[Begin]

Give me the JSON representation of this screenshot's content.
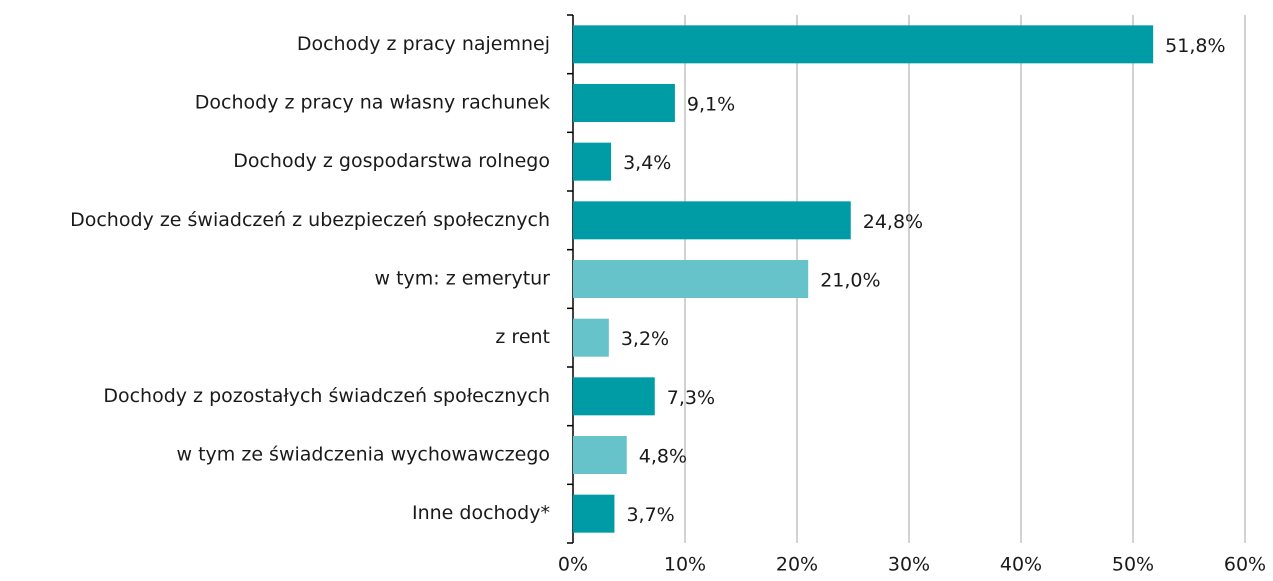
{
  "chart_data": {
    "type": "barh",
    "categories": [
      "Dochody z pracy najemnej",
      "Dochody z pracy na własny rachunek",
      "Dochody z gospodarstwa rolnego",
      "Dochody ze świadczeń z ubezpieczeń społecznych",
      "w tym: z emerytur",
      "z rent",
      "Dochody z pozostałych świadczeń społecznych",
      "w tym ze świadczenia wychowawczego",
      "Inne dochody*"
    ],
    "values": [
      51.8,
      9.1,
      3.4,
      24.8,
      21.0,
      3.2,
      7.3,
      4.8,
      3.7
    ],
    "value_labels": [
      "51,8%",
      "9,1%",
      "3,4%",
      "24,8%",
      "21,0%",
      "3,2%",
      "7,3%",
      "4,8%",
      "3,7%"
    ],
    "colors": [
      "#009ca6",
      "#009ca6",
      "#009ca6",
      "#009ca6",
      "#66c3c9",
      "#66c3c9",
      "#009ca6",
      "#66c3c9",
      "#009ca6"
    ],
    "xlim": [
      0,
      60
    ],
    "xticks": [
      {
        "value": 0,
        "label": "0%"
      },
      {
        "value": 10,
        "label": "10%"
      },
      {
        "value": 20,
        "label": "20%"
      },
      {
        "value": 30,
        "label": "30%"
      },
      {
        "value": 40,
        "label": "40%"
      },
      {
        "value": 50,
        "label": "50%"
      },
      {
        "value": 60,
        "label": "60%"
      }
    ],
    "grid": true
  }
}
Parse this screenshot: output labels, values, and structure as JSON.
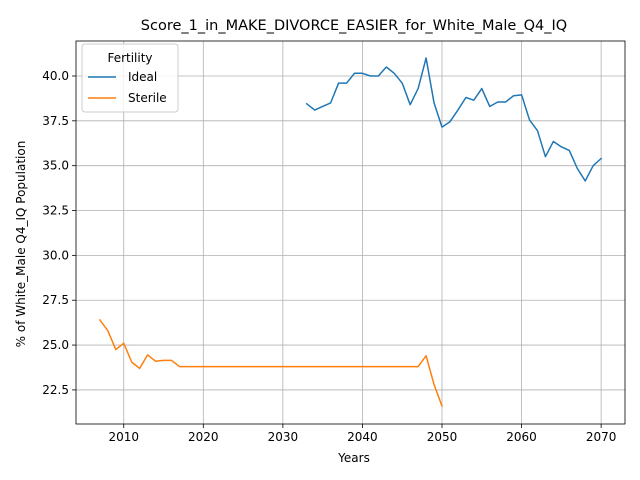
{
  "chart_data": {
    "type": "line",
    "title": "Score_1_in_MAKE_DIVORCE_EASIER_for_White_Male_Q4_IQ",
    "xlabel": "Years",
    "ylabel": "% of White_Male Q4_IQ Population",
    "xlim": [
      2004,
      2073
    ],
    "ylim": [
      20.6,
      41.95
    ],
    "xticks": [
      2010,
      2020,
      2030,
      2040,
      2050,
      2060,
      2070
    ],
    "yticks": [
      22.5,
      25.0,
      27.5,
      30.0,
      32.5,
      35.0,
      37.5,
      40.0
    ],
    "grid": true,
    "legend": {
      "title": "Fertility",
      "position": "upper-left"
    },
    "series": [
      {
        "name": "Ideal",
        "color": "#1f77b4",
        "points": [
          [
            2033,
            38.45
          ],
          [
            2034,
            38.1
          ],
          [
            2035,
            38.3
          ],
          [
            2036,
            38.5
          ],
          [
            2037,
            39.6
          ],
          [
            2038,
            39.6
          ],
          [
            2039,
            40.15
          ],
          [
            2040,
            40.15
          ],
          [
            2041,
            40.0
          ],
          [
            2042,
            40.0
          ],
          [
            2043,
            40.5
          ],
          [
            2044,
            40.15
          ],
          [
            2045,
            39.6
          ],
          [
            2046,
            38.4
          ],
          [
            2047,
            39.3
          ],
          [
            2048,
            41.0
          ],
          [
            2049,
            38.5
          ],
          [
            2050,
            37.15
          ],
          [
            2051,
            37.45
          ],
          [
            2052,
            38.1
          ],
          [
            2053,
            38.8
          ],
          [
            2054,
            38.65
          ],
          [
            2055,
            39.3
          ],
          [
            2056,
            38.3
          ],
          [
            2057,
            38.55
          ],
          [
            2058,
            38.55
          ],
          [
            2059,
            38.9
          ],
          [
            2060,
            38.95
          ],
          [
            2061,
            37.55
          ],
          [
            2062,
            36.95
          ],
          [
            2063,
            35.5
          ],
          [
            2064,
            36.35
          ],
          [
            2065,
            36.05
          ],
          [
            2066,
            35.85
          ],
          [
            2067,
            34.85
          ],
          [
            2068,
            34.15
          ],
          [
            2069,
            35.0
          ],
          [
            2070,
            35.4
          ]
        ]
      },
      {
        "name": "Sterile",
        "color": "#ff7f0e",
        "points": [
          [
            2007,
            26.4
          ],
          [
            2008,
            25.8
          ],
          [
            2009,
            24.75
          ],
          [
            2010,
            25.1
          ],
          [
            2011,
            24.05
          ],
          [
            2012,
            23.7
          ],
          [
            2013,
            24.45
          ],
          [
            2014,
            24.1
          ],
          [
            2015,
            24.15
          ],
          [
            2016,
            24.15
          ],
          [
            2017,
            23.8
          ],
          [
            2018,
            23.8
          ],
          [
            2019,
            23.8
          ],
          [
            2020,
            23.8
          ],
          [
            2021,
            23.8
          ],
          [
            2022,
            23.8
          ],
          [
            2023,
            23.8
          ],
          [
            2024,
            23.8
          ],
          [
            2025,
            23.8
          ],
          [
            2026,
            23.8
          ],
          [
            2027,
            23.8
          ],
          [
            2028,
            23.8
          ],
          [
            2029,
            23.8
          ],
          [
            2030,
            23.8
          ],
          [
            2031,
            23.8
          ],
          [
            2032,
            23.8
          ],
          [
            2033,
            23.8
          ],
          [
            2034,
            23.8
          ],
          [
            2035,
            23.8
          ],
          [
            2036,
            23.8
          ],
          [
            2037,
            23.8
          ],
          [
            2038,
            23.8
          ],
          [
            2039,
            23.8
          ],
          [
            2040,
            23.8
          ],
          [
            2041,
            23.8
          ],
          [
            2042,
            23.8
          ],
          [
            2043,
            23.8
          ],
          [
            2044,
            23.8
          ],
          [
            2045,
            23.8
          ],
          [
            2046,
            23.8
          ],
          [
            2047,
            23.8
          ],
          [
            2048,
            24.4
          ],
          [
            2049,
            22.8
          ],
          [
            2050,
            21.6
          ]
        ]
      }
    ]
  }
}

[End]

EXERCISE GOAL.
Repeat all of the data above word for word, minus the pictures.

EXPECTED OUTPUT.
Give me the JSON representation of this screenshot's content.
{
  "chart_data": {
    "type": "barh",
    "categories": [
      "Dochody z pracy najemnej",
      "Dochody z pracy na własny rachunek",
      "Dochody z gospodarstwa rolnego",
      "Dochody ze świadczeń z ubezpieczeń społecznych",
      "w tym: z emerytur",
      "z rent",
      "Dochody z pozostałych świadczeń społecznych",
      "w tym ze świadczenia wychowawczego",
      "Inne dochody*"
    ],
    "values": [
      51.8,
      9.1,
      3.4,
      24.8,
      21.0,
      3.2,
      7.3,
      4.8,
      3.7
    ],
    "value_labels": [
      "51,8%",
      "9,1%",
      "3,4%",
      "24,8%",
      "21,0%",
      "3,2%",
      "7,3%",
      "4,8%",
      "3,7%"
    ],
    "colors": [
      "#009ca6",
      "#009ca6",
      "#009ca6",
      "#009ca6",
      "#66c3c9",
      "#66c3c9",
      "#009ca6",
      "#66c3c9",
      "#009ca6"
    ],
    "xlim": [
      0,
      60
    ],
    "xticks": [
      {
        "value": 0,
        "label": "0%"
      },
      {
        "value": 10,
        "label": "10%"
      },
      {
        "value": 20,
        "label": "20%"
      },
      {
        "value": 30,
        "label": "30%"
      },
      {
        "value": 40,
        "label": "40%"
      },
      {
        "value": 50,
        "label": "50%"
      },
      {
        "value": 60,
        "label": "60%"
      }
    ],
    "grid": true
  }
}
Parse this screenshot: output labels, values, and structure as JSON.
{
  "chart_data": {
    "type": "line",
    "title": "Score_1_in_MAKE_DIVORCE_EASIER_for_White_Male_Q4_IQ",
    "xlabel": "Years",
    "ylabel": "% of White_Male Q4_IQ Population",
    "xlim": [
      2004,
      2073
    ],
    "ylim": [
      20.6,
      41.95
    ],
    "xticks": [
      2010,
      2020,
      2030,
      2040,
      2050,
      2060,
      2070
    ],
    "yticks": [
      22.5,
      25.0,
      27.5,
      30.0,
      32.5,
      35.0,
      37.5,
      40.0
    ],
    "grid": true,
    "legend": {
      "title": "Fertility",
      "position": "upper-left"
    },
    "series": [
      {
        "name": "Ideal",
        "color": "#1f77b4",
        "points": [
          [
            2033,
            38.45
          ],
          [
            2034,
            38.1
          ],
          [
            2035,
            38.3
          ],
          [
            2036,
            38.5
          ],
          [
            2037,
            39.6
          ],
          [
            2038,
            39.6
          ],
          [
            2039,
            40.15
          ],
          [
            2040,
            40.15
          ],
          [
            2041,
            40.0
          ],
          [
            2042,
            40.0
          ],
          [
            2043,
            40.5
          ],
          [
            2044,
            40.15
          ],
          [
            2045,
            39.6
          ],
          [
            2046,
            38.4
          ],
          [
            2047,
            39.3
          ],
          [
            2048,
            41.0
          ],
          [
            2049,
            38.5
          ],
          [
            2050,
            37.15
          ],
          [
            2051,
            37.45
          ],
          [
            2052,
            38.1
          ],
          [
            2053,
            38.8
          ],
          [
            2054,
            38.65
          ],
          [
            2055,
            39.3
          ],
          [
            2056,
            38.3
          ],
          [
            2057,
            38.55
          ],
          [
            2058,
            38.55
          ],
          [
            2059,
            38.9
          ],
          [
            2060,
            38.95
          ],
          [
            2061,
            37.55
          ],
          [
            2062,
            36.95
          ],
          [
            2063,
            35.5
          ],
          [
            2064,
            36.35
          ],
          [
            2065,
            36.05
          ],
          [
            2066,
            35.85
          ],
          [
            2067,
            34.85
          ],
          [
            2068,
            34.15
          ],
          [
            2069,
            35.0
          ],
          [
            2070,
            35.4
          ]
        ]
      },
      {
        "name": "Sterile",
        "color": "#ff7f0e",
        "points": [
          [
            2007,
            26.4
          ],
          [
            2008,
            25.8
          ],
          [
            2009,
            24.75
          ],
          [
            2010,
            25.1
          ],
          [
            2011,
            24.05
          ],
          [
            2012,
            23.7
          ],
          [
            2013,
            24.45
          ],
          [
            2014,
            24.1
          ],
          [
            2015,
            24.15
          ],
          [
            2016,
            24.15
          ],
          [
            2017,
            23.8
          ],
          [
            2018,
            23.8
          ],
          [
            2019,
            23.8
          ],
          [
            2020,
            23.8
          ],
          [
            2021,
            23.8
          ],
          [
            2022,
            23.8
          ],
          [
            2023,
            23.8
          ],
          [
            2024,
            23.8
          ],
          [
            2025,
            23.8
          ],
          [
            2026,
            23.8
          ],
          [
            2027,
            23.8
          ],
          [
            2028,
            23.8
          ],
          [
            2029,
            23.8
          ],
          [
            2030,
            23.8
          ],
          [
            2031,
            23.8
          ],
          [
            2032,
            23.8
          ],
          [
            2033,
            23.8
          ],
          [
            2034,
            23.8
          ],
          [
            2035,
            23.8
          ],
          [
            2036,
            23.8
          ],
          [
            2037,
            23.8
          ],
          [
            2038,
            23.8
          ],
          [
            2039,
            23.8
          ],
          [
            2040,
            23.8
          ],
          [
            2041,
            23.8
          ],
          [
            2042,
            23.8
          ],
          [
            2043,
            23.8
          ],
          [
            2044,
            23.8
          ],
          [
            2045,
            23.8
          ],
          [
            2046,
            23.8
          ],
          [
            2047,
            23.8
          ],
          [
            2048,
            24.4
          ],
          [
            2049,
            22.8
          ],
          [
            2050,
            21.6
          ]
        ]
      }
    ]
  }
}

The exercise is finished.